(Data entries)
⟨

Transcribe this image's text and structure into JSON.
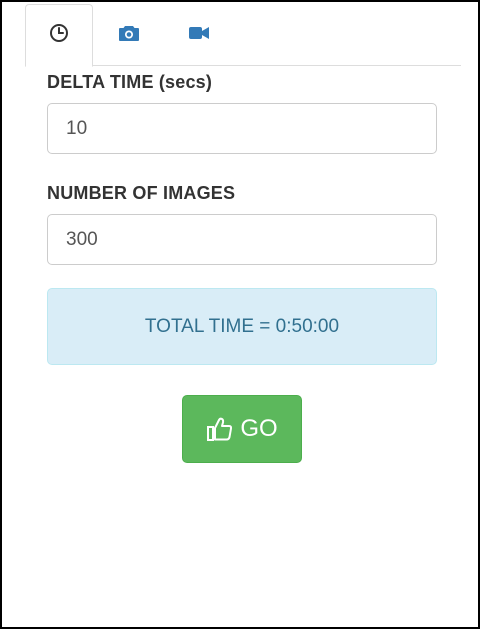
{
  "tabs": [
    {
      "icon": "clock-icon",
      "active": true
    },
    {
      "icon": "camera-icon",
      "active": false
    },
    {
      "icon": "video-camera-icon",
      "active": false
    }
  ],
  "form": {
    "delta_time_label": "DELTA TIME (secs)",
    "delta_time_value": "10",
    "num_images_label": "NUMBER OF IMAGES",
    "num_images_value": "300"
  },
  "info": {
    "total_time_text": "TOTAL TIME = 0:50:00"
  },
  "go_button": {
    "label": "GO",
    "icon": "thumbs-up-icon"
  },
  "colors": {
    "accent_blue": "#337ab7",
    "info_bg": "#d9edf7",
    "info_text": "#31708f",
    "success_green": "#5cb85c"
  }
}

⟩
⟨

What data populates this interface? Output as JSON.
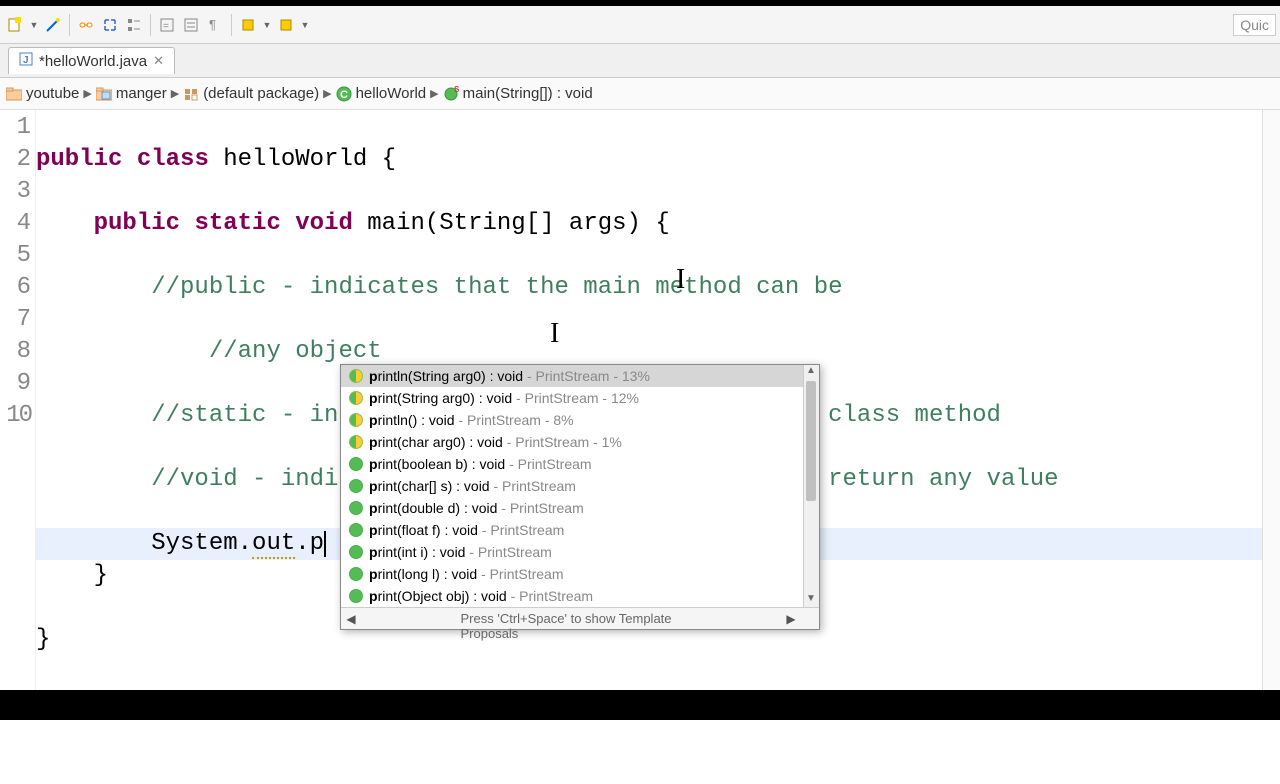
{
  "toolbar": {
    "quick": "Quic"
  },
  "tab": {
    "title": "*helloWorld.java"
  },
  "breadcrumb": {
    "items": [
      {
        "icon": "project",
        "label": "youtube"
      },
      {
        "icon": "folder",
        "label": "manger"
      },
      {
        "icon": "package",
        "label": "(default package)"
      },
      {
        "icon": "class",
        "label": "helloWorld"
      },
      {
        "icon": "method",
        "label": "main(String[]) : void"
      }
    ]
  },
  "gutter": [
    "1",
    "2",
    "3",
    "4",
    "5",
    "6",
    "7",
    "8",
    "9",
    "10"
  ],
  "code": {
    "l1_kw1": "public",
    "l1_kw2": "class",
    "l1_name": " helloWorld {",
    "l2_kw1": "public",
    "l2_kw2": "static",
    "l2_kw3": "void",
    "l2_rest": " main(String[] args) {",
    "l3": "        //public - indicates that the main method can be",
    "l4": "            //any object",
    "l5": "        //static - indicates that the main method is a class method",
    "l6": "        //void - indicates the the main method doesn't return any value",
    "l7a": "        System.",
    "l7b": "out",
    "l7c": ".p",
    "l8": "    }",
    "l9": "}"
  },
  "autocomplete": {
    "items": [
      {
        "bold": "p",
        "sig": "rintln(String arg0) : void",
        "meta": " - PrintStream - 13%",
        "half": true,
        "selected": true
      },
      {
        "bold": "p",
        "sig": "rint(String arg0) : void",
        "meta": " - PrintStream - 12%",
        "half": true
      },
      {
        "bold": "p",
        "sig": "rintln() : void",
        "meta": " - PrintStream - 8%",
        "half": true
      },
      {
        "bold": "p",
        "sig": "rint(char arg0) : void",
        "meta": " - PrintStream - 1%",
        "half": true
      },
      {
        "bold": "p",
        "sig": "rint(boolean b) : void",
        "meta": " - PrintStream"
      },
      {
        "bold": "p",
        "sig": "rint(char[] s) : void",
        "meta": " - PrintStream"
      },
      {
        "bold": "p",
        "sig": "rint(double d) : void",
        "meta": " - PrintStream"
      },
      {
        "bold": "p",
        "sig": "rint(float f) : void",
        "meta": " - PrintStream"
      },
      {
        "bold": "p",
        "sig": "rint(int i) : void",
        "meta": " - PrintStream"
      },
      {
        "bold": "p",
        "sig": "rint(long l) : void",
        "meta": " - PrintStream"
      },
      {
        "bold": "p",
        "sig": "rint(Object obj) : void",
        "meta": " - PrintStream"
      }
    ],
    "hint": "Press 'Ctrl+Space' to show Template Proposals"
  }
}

⟩
⟨

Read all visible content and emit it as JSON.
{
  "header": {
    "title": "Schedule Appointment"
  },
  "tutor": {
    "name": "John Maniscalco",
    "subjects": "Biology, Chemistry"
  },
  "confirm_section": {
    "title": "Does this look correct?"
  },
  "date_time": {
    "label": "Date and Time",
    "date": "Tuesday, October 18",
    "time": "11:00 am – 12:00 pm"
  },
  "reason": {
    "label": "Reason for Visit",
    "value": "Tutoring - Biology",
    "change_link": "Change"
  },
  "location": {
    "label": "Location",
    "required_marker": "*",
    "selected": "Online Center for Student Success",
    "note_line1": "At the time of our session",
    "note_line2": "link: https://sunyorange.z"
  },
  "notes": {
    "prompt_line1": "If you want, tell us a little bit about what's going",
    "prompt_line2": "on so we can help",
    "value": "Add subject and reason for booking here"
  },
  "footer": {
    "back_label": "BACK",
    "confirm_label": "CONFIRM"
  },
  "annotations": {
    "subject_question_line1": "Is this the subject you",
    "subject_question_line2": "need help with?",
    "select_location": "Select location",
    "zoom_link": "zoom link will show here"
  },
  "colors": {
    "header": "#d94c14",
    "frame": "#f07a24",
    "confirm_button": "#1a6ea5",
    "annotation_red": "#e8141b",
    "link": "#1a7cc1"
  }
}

⟩

_TASK_
Lines that hold the word "this" are the ones to return, every one of them.

_OUTPUT_
Transcribe this image's text and structure into JSON.
What data populates this interface? Output as JSON.
    "title": "Does this look correct?"
    "subject_question_line1": "Is this the subject you",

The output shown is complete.